begin TASK DATA

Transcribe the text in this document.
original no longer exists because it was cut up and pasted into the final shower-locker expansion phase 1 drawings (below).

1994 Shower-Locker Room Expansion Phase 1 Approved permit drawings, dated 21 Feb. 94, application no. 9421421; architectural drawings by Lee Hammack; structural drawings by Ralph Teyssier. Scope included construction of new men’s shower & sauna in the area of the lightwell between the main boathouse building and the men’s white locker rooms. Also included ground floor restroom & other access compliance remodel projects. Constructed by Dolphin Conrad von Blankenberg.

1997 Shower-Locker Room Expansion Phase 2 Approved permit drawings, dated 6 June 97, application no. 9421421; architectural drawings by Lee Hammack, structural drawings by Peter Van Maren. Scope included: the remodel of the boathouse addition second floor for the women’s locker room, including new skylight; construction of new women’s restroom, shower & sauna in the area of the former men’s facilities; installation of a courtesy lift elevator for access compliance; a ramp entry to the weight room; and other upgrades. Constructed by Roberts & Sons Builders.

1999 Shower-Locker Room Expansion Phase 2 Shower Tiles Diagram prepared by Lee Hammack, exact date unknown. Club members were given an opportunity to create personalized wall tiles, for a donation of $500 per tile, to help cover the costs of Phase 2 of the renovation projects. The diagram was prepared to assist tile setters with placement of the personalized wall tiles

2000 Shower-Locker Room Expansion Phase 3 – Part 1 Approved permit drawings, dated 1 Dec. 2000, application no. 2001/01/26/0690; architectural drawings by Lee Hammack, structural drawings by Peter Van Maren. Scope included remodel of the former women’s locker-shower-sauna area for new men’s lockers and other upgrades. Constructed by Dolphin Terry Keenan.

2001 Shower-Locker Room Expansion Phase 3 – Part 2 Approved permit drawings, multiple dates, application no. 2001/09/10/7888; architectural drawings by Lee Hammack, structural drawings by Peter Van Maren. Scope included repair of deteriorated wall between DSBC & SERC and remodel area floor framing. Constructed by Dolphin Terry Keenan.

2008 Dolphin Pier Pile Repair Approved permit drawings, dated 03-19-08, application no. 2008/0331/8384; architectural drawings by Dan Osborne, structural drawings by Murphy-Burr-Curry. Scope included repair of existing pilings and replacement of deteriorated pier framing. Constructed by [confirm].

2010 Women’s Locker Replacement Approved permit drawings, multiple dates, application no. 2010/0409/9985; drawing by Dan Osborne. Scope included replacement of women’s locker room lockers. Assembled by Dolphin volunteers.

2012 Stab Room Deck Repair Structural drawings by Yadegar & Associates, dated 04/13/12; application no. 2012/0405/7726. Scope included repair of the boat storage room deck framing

end TASK DATA

◆ **OBJECTIVE**
Leave out every line without the string "multiple" and copy the rest.

◆ **RESULT**
2001 Shower-Locker Room Expansion Phase 3 – Part 2 Approved permit drawings, multiple dates, application no. 2001/09/10/7888; architectural drawings by Lee Hammack, structural drawings by Peter Van Maren. Scope included repair of deteriorated wall between DSBC & SERC and remodel area floor framing. Constructed by Dolphin Terry Keenan.
2010 Women’s Locker Replacement Approved permit drawings, multiple dates, application no. 2010/0409/9985; drawing by Dan Osborne. Scope included replacement of women’s locker room lockers. Assembled by Dolphin volunteers.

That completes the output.